_Assigned task_:
All of the data below is to be output exactly as written.

_Records for this task_:

● ● ●

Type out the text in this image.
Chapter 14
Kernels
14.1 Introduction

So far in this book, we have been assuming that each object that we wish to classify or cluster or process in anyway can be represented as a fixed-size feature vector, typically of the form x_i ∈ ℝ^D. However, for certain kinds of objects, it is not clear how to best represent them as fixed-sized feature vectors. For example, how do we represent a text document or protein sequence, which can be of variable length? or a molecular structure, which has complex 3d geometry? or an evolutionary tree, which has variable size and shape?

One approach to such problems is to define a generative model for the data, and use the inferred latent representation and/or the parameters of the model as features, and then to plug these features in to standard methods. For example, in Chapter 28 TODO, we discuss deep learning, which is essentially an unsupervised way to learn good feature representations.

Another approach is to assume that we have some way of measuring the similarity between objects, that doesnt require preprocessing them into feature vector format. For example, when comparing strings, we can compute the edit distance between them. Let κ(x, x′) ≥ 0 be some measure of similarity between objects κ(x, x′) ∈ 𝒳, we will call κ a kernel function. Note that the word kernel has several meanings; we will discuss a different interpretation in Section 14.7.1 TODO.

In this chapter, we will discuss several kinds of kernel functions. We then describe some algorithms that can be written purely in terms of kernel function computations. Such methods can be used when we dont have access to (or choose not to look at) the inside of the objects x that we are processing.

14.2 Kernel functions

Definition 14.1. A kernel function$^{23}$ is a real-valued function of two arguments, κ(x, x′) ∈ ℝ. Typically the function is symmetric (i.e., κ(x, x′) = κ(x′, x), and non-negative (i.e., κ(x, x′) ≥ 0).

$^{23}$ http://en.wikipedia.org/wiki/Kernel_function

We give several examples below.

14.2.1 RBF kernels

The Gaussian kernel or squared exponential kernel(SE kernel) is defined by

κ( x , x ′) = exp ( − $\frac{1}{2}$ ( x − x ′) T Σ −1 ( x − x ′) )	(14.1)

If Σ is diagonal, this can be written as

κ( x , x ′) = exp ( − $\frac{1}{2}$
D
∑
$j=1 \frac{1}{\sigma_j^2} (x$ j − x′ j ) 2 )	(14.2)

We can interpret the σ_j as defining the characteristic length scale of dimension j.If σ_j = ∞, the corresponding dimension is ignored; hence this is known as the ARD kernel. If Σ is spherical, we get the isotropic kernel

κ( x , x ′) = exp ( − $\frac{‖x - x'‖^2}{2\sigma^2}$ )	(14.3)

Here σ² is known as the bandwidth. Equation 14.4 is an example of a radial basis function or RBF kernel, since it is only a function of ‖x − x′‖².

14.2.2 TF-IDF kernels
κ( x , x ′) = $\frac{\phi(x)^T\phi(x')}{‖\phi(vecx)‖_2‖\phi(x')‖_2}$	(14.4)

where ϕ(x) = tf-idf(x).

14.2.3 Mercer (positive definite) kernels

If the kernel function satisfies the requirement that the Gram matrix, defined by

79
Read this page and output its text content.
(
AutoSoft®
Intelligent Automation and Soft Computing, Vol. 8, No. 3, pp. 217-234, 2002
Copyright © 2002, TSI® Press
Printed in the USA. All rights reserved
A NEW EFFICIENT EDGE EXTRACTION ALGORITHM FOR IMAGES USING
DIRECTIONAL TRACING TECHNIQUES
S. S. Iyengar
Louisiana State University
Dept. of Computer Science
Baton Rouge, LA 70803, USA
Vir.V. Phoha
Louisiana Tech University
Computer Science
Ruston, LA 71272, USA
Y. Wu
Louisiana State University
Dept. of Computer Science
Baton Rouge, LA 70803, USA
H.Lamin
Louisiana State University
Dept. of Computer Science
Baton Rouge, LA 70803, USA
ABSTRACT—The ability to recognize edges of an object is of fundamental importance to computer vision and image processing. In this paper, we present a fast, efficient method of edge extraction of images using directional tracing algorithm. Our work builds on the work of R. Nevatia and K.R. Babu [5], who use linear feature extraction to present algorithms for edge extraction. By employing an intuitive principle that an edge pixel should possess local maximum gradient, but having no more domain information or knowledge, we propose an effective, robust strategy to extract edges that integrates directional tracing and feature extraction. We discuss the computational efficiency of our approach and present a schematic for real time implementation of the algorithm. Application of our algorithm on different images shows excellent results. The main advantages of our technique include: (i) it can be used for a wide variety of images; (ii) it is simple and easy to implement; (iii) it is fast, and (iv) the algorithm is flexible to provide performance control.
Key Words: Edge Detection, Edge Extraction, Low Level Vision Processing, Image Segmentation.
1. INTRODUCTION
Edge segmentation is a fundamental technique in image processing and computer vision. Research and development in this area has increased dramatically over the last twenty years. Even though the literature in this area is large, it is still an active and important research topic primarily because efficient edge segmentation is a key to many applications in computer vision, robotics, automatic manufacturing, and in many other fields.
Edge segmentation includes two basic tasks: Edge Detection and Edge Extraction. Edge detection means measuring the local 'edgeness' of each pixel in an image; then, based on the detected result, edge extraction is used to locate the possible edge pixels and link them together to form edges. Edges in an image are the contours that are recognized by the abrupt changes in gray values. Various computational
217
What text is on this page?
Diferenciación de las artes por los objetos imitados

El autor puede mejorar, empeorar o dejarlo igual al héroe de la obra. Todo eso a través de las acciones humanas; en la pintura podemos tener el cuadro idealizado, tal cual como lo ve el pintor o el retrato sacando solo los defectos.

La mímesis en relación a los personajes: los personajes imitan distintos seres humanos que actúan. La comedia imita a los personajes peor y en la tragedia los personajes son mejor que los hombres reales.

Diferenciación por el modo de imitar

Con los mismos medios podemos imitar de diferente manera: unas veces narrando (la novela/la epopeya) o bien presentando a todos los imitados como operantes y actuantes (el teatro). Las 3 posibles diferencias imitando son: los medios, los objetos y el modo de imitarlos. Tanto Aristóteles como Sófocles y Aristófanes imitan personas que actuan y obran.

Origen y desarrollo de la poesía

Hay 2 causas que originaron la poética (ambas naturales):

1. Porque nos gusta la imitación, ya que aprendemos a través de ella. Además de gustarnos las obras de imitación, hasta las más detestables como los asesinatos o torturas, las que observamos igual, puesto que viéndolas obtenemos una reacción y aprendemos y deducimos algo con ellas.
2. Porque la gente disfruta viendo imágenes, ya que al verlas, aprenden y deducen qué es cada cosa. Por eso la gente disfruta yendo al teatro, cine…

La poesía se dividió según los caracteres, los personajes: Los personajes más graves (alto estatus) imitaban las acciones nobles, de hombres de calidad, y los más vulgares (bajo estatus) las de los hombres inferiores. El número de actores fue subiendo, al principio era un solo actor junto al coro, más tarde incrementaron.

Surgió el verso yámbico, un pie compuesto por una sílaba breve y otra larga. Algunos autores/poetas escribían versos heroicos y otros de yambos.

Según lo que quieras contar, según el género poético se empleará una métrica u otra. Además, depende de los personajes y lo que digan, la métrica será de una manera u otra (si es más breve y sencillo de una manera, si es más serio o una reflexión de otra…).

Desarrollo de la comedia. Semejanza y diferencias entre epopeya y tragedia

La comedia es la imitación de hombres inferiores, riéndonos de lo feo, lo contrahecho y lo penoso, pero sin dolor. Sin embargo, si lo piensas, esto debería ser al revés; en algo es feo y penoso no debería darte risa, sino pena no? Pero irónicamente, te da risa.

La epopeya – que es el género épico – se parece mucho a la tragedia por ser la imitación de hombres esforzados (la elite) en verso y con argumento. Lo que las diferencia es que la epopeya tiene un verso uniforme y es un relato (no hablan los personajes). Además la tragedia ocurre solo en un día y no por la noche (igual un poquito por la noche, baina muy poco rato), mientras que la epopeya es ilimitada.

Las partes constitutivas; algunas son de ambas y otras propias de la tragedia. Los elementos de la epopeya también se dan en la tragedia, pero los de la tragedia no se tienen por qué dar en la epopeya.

● ● ●

_Finished exercise_:
Type out the text in this image.
Chapter 14
Kernels
14.1 Introduction

So far in this book, we have been assuming that each object that we wish to classify or cluster or process in anyway can be represented as a fixed-size feature vector, typically of the form x_i ∈ ℝ^D. However, for certain kinds of objects, it is not clear how to best represent them as fixed-sized feature vectors. For example, how do we represent a text document or protein sequence, which can be of variable length? or a molecular structure, which has complex 3d geometry? or an evolutionary tree, which has variable size and shape?

One approach to such problems is to define a generative model for the data, and use the inferred latent representation and/or the parameters of the model as features, and then to plug these features in to standard methods. For example, in Chapter 28 TODO, we discuss deep learning, which is essentially an unsupervised way to learn good feature representations.

Another approach is to assume that we have some way of measuring the similarity between objects, that doesnt require preprocessing them into feature vector format. For example, when comparing strings, we can compute the edit distance between them. Let κ(x, x′) ≥ 0 be some measure of similarity between objects κ(x, x′) ∈ 𝒳, we will call κ a kernel function. Note that the word kernel has several meanings; we will discuss a different interpretation in Section 14.7.1 TODO.

In this chapter, we will discuss several kinds of kernel functions. We then describe some algorithms that can be written purely in terms of kernel function computations. Such methods can be used when we dont have access to (or choose not to look at) the inside of the objects x that we are processing.

14.2 Kernel functions

Definition 14.1. A kernel function$^{23}$ is a real-valued function of two arguments, κ(x, x′) ∈ ℝ. Typically the function is symmetric (i.e., κ(x, x′) = κ(x′, x), and non-negative (i.e., κ(x, x′) ≥ 0).

$^{23}$ http://en.wikipedia.org/wiki/Kernel_function

We give several examples below.

14.2.1 RBF kernels

The Gaussian kernel or squared exponential kernel(SE kernel) is defined by

κ( x , x ′) = exp ( − $\frac{1}{2}$ ( x − x ′) T Σ −1 ( x − x ′) )	(14.1)

If Σ is diagonal, this can be written as

κ( x , x ′) = exp ( − $\frac{1}{2}$
D
∑
$j=1 \frac{1}{\sigma_j^2} (x$ j − x′ j ) 2 )	(14.2)

We can interpret the σ_j as defining the characteristic length scale of dimension j.If σ_j = ∞, the corresponding dimension is ignored; hence this is known as the ARD kernel. If Σ is spherical, we get the isotropic kernel

κ( x , x ′) = exp ( − $\frac{‖x - x'‖^2}{2\sigma^2}$ )	(14.3)

Here σ² is known as the bandwidth. Equation 14.4 is an example of a radial basis function or RBF kernel, since it is only a function of ‖x − x′‖².

14.2.2 TF-IDF kernels
κ( x , x ′) = $\frac{\phi(x)^T\phi(x')}{‖\phi(vecx)‖_2‖\phi(x')‖_2}$	(14.4)

where ϕ(x) = tf-idf(x).

14.2.3 Mercer (positive definite) kernels

If the kernel function satisfies the requirement that the Gram matrix, defined by

79
Read this page and output its text content.
(
AutoSoft®
Intelligent Automation and Soft Computing, Vol. 8, No. 3, pp. 217-234, 2002
Copyright © 2002, TSI® Press
Printed in the USA. All rights reserved
A NEW EFFICIENT EDGE EXTRACTION ALGORITHM FOR IMAGES USING
DIRECTIONAL TRACING TECHNIQUES
S. S. Iyengar
Louisiana State University
Dept. of Computer Science
Baton Rouge, LA 70803, USA
Vir.V. Phoha
Louisiana Tech University
Computer Science
Ruston, LA 71272, USA
Y. Wu
Louisiana State University
Dept. of Computer Science
Baton Rouge, LA 70803, USA
H.Lamin
Louisiana State University
Dept. of Computer Science
Baton Rouge, LA 70803, USA
ABSTRACT—The ability to recognize edges of an object is of fundamental importance to computer vision and image processing. In this paper, we present a fast, efficient method of edge extraction of images using directional tracing algorithm. Our work builds on the work of R. Nevatia and K.R. Babu [5], who use linear feature extraction to present algorithms for edge extraction. By employing an intuitive principle that an edge pixel should possess local maximum gradient, but having no more domain information or knowledge, we propose an effective, robust strategy to extract edges that integrates directional tracing and feature extraction. We discuss the computational efficiency of our approach and present a schematic for real time implementation of the algorithm. Application of our algorithm on different images shows excellent results. The main advantages of our technique include: (i) it can be used for a wide variety of images; (ii) it is simple and easy to implement; (iii) it is fast, and (iv) the algorithm is flexible to provide performance control.
Key Words: Edge Detection, Edge Extraction, Low Level Vision Processing, Image Segmentation.
1. INTRODUCTION
Edge segmentation is a fundamental technique in image processing and computer vision. Research and development in this area has increased dramatically over the last twenty years. Even though the literature in this area is large, it is still an active and important research topic primarily because efficient edge segmentation is a key to many applications in computer vision, robotics, automatic manufacturing, and in many other fields.
Edge segmentation includes two basic tasks: Edge Detection and Edge Extraction. Edge detection means measuring the local 'edgeness' of each pixel in an image; then, based on the detected result, edge extraction is used to locate the possible edge pixels and link them together to form edges. Edges in an image are the contours that are recognized by the abrupt changes in gray values. Various computational
217
What text is on this page?
Diferenciación de las artes por los objetos imitados

El autor puede mejorar, empeorar o dejarlo igual al héroe de la obra. Todo eso a través de las acciones humanas; en la pintura podemos tener el cuadro idealizado, tal cual como lo ve el pintor o el retrato sacando solo los defectos.

La mímesis en relación a los personajes: los personajes imitan distintos seres humanos que actúan. La comedia imita a los personajes peor y en la tragedia los personajes son mejor que los hombres reales.

Diferenciación por el modo de imitar

Con los mismos medios podemos imitar de diferente manera: unas veces narrando (la novela/la epopeya) o bien presentando a todos los imitados como operantes y actuantes (el teatro). Las 3 posibles diferencias imitando son: los medios, los objetos y el modo de imitarlos. Tanto Aristóteles como Sófocles y Aristófanes imitan personas que actuan y obran.

Origen y desarrollo de la poesía

Hay 2 causas que originaron la poética (ambas naturales):

1. Porque nos gusta la imitación, ya que aprendemos a través de ella. Además de gustarnos las obras de imitación, hasta las más detestables como los asesinatos o torturas, las que observamos igual, puesto que viéndolas obtenemos una reacción y aprendemos y deducimos algo con ellas.
2. Porque la gente disfruta viendo imágenes, ya que al verlas, aprenden y deducen qué es cada cosa. Por eso la gente disfruta yendo al teatro, cine…

La poesía se dividió según los caracteres, los personajes: Los personajes más graves (alto estatus) imitaban las acciones nobles, de hombres de calidad, y los más vulgares (bajo estatus) las de los hombres inferiores. El número de actores fue subiendo, al principio era un solo actor junto al coro, más tarde incrementaron.

Surgió el verso yámbico, un pie compuesto por una sílaba breve y otra larga. Algunos autores/poetas escribían versos heroicos y otros de yambos.

Según lo que quieras contar, según el género poético se empleará una métrica u otra. Además, depende de los personajes y lo que digan, la métrica será de una manera u otra (si es más breve y sencillo de una manera, si es más serio o una reflexión de otra…).

Desarrollo de la comedia. Semejanza y diferencias entre epopeya y tragedia

La comedia es la imitación de hombres inferiores, riéndonos de lo feo, lo contrahecho y lo penoso, pero sin dolor. Sin embargo, si lo piensas, esto debería ser al revés; en algo es feo y penoso no debería darte risa, sino pena no? Pero irónicamente, te da risa.

La epopeya – que es el género épico – se parece mucho a la tragedia por ser la imitación de hombres esforzados (la elite) en verso y con argumento. Lo que las diferencia es que la epopeya tiene un verso uniforme y es un relato (no hablan los personajes). Además la tragedia ocurre solo en un día y no por la noche (igual un poquito por la noche, baina muy poco rato), mientras que la epopeya es ilimitada.

Las partes constitutivas; algunas son de ambas y otras propias de la tragedia. Los elementos de la epopeya también se dan en la tragedia, pero los de la tragedia no se tienen por qué dar en la epopeya.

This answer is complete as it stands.